**WHAT YOU WILL DO**
The entries below contain pictures. Retype everything except those pictures, exactly as given.

**WORKING DATA**

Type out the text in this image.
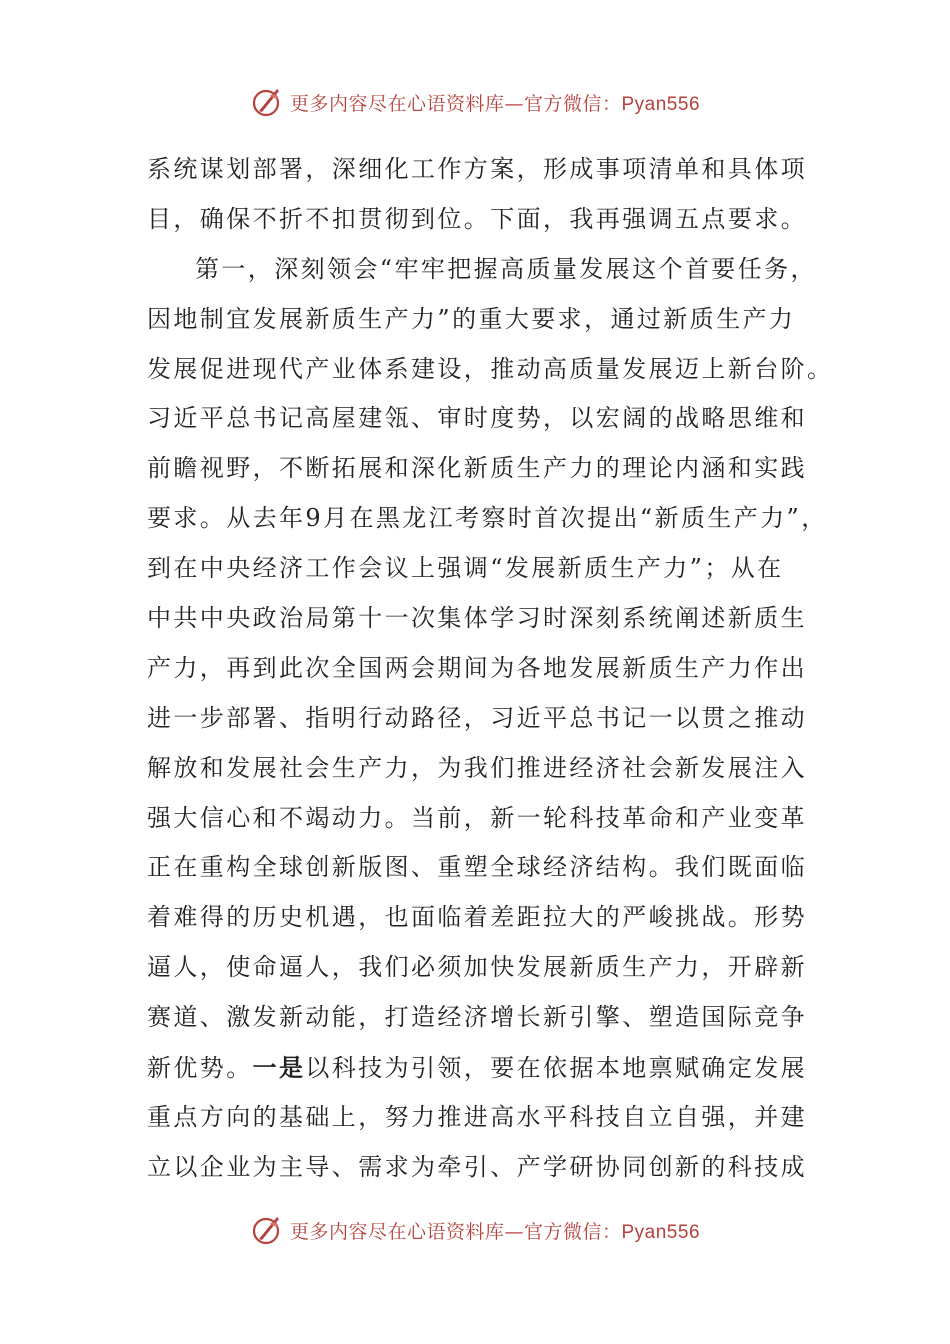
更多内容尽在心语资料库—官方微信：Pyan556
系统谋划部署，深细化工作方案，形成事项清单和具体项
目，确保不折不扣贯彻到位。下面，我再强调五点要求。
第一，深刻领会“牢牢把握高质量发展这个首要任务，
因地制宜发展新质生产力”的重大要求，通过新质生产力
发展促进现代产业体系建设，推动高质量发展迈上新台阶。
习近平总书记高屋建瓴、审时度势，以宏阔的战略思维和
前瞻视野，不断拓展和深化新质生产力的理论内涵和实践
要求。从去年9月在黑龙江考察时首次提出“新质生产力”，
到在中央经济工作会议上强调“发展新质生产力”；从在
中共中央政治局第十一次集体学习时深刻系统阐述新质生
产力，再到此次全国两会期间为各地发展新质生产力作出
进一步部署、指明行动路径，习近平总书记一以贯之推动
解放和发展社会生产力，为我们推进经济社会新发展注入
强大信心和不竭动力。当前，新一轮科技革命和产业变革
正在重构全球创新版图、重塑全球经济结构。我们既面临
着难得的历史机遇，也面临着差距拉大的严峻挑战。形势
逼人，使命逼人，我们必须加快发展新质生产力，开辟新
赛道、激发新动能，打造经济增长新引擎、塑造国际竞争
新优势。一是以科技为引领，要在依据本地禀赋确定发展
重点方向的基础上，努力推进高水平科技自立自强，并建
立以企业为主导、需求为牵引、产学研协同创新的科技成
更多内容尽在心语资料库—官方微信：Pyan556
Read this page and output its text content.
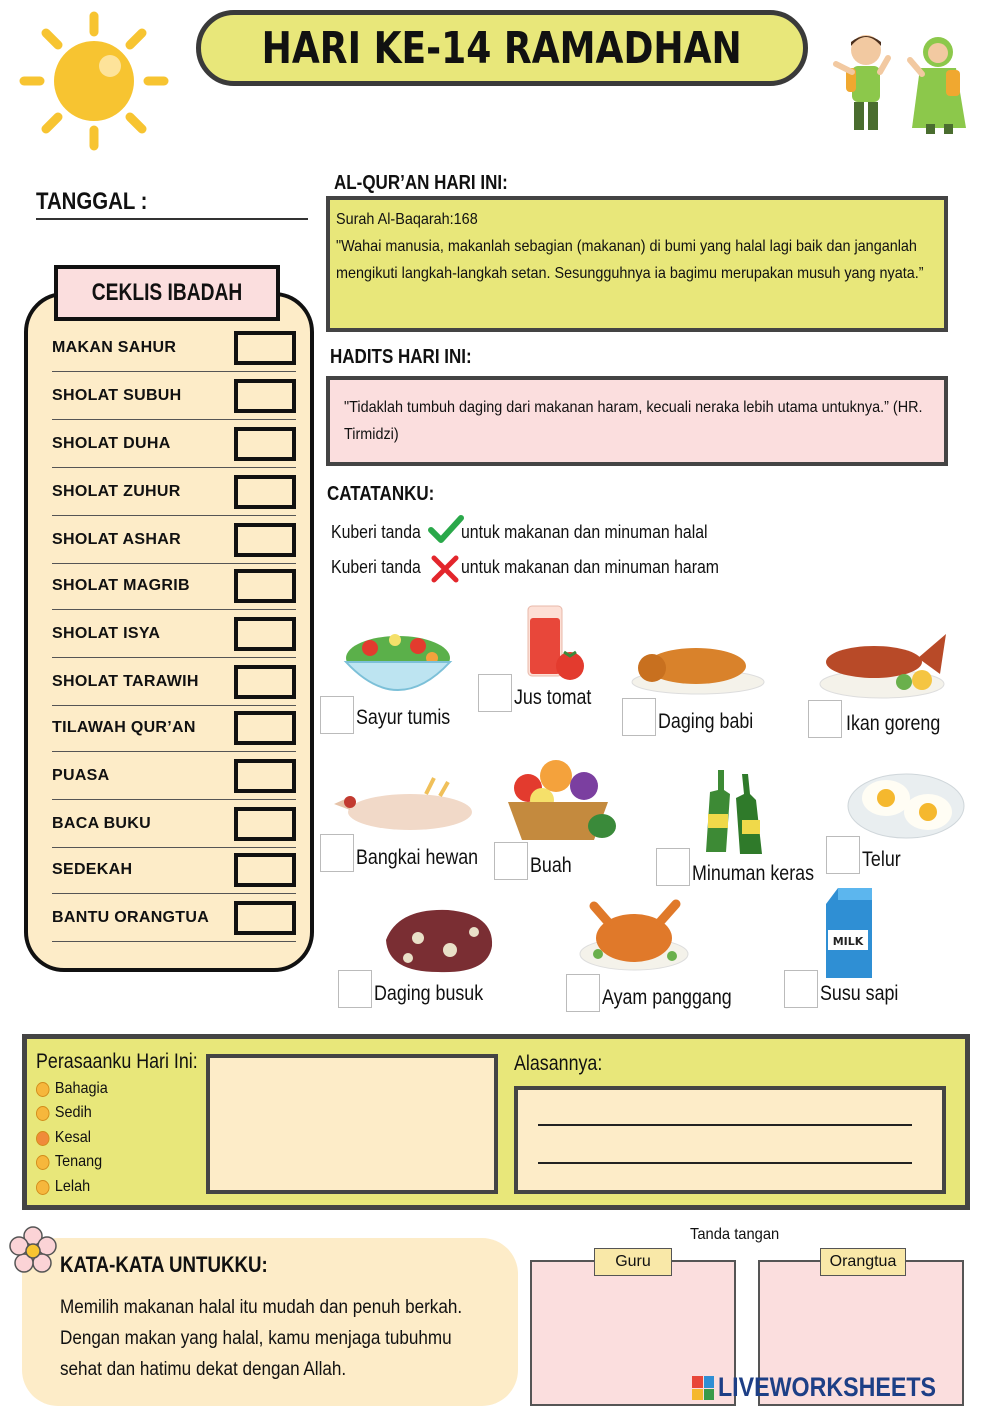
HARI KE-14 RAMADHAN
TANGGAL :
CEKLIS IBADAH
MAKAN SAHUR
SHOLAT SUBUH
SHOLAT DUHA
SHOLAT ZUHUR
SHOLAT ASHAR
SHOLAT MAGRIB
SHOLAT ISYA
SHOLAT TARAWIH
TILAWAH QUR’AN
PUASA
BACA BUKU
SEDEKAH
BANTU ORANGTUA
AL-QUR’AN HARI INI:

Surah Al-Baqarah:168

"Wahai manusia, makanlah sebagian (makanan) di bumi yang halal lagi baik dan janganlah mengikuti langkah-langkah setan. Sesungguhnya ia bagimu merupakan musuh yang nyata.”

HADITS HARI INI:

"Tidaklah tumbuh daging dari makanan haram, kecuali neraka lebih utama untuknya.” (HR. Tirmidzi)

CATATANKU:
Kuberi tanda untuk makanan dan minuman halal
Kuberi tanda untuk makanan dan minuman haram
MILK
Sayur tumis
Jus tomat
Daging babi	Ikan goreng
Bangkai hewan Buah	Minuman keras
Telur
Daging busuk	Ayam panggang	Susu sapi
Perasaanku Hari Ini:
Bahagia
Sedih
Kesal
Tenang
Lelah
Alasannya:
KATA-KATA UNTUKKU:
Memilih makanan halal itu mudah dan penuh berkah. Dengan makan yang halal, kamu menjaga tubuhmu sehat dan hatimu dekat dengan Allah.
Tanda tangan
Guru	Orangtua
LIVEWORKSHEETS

**RESPONSE TO THE TASK**
Type out the text in this image.
更多内容尽在心语资料库—官方微信：Pyan556
系统谋划部署，深细化工作方案，形成事项清单和具体项
目，确保不折不扣贯彻到位。下面，我再强调五点要求。
第一，深刻领会“牢牢把握高质量发展这个首要任务，
因地制宜发展新质生产力”的重大要求，通过新质生产力
发展促进现代产业体系建设，推动高质量发展迈上新台阶。
习近平总书记高屋建瓴、审时度势，以宏阔的战略思维和
前瞻视野，不断拓展和深化新质生产力的理论内涵和实践
要求。从去年9月在黑龙江考察时首次提出“新质生产力”，
到在中央经济工作会议上强调“发展新质生产力”；从在
中共中央政治局第十一次集体学习时深刻系统阐述新质生
产力，再到此次全国两会期间为各地发展新质生产力作出
进一步部署、指明行动路径，习近平总书记一以贯之推动
解放和发展社会生产力，为我们推进经济社会新发展注入
强大信心和不竭动力。当前，新一轮科技革命和产业变革
正在重构全球创新版图、重塑全球经济结构。我们既面临
着难得的历史机遇，也面临着差距拉大的严峻挑战。形势
逼人，使命逼人，我们必须加快发展新质生产力，开辟新
赛道、激发新动能，打造经济增长新引擎、塑造国际竞争
新优势。一是以科技为引领，要在依据本地禀赋确定发展
重点方向的基础上，努力推进高水平科技自立自强，并建
立以企业为主导、需求为牵引、产学研协同创新的科技成
更多内容尽在心语资料库—官方微信：Pyan556
Read this page and output its text content.
HARI KE-14 RAMADHAN
TANGGAL :
CEKLIS IBADAH
MAKAN SAHUR
SHOLAT SUBUH
SHOLAT DUHA
SHOLAT ZUHUR
SHOLAT ASHAR
SHOLAT MAGRIB
SHOLAT ISYA
SHOLAT TARAWIH
TILAWAH QUR’AN
PUASA
BACA BUKU
SEDEKAH
BANTU ORANGTUA
AL-QUR’AN HARI INI:

Surah Al-Baqarah:168

"Wahai manusia, makanlah sebagian (makanan) di bumi yang halal lagi baik dan janganlah mengikuti langkah-langkah setan. Sesungguhnya ia bagimu merupakan musuh yang nyata.”

HADITS HARI INI:

"Tidaklah tumbuh daging dari makanan haram, kecuali neraka lebih utama untuknya.” (HR. Tirmidzi)

CATATANKU:
Kuberi tanda untuk makanan dan minuman halal
Kuberi tanda untuk makanan dan minuman haram
MILK
Sayur tumis
Jus tomat
Daging babi	Ikan goreng
Bangkai hewan Buah	Minuman keras
Telur
Daging busuk	Ayam panggang	Susu sapi
Perasaanku Hari Ini:
Bahagia
Sedih
Kesal
Tenang
Lelah
Alasannya:
KATA-KATA UNTUKKU:
Memilih makanan halal itu mudah dan penuh berkah. Dengan makan yang halal, kamu menjaga tubuhmu sehat dan hatimu dekat dengan Allah.
Tanda tangan
Guru	Orangtua
LIVEWORKSHEETS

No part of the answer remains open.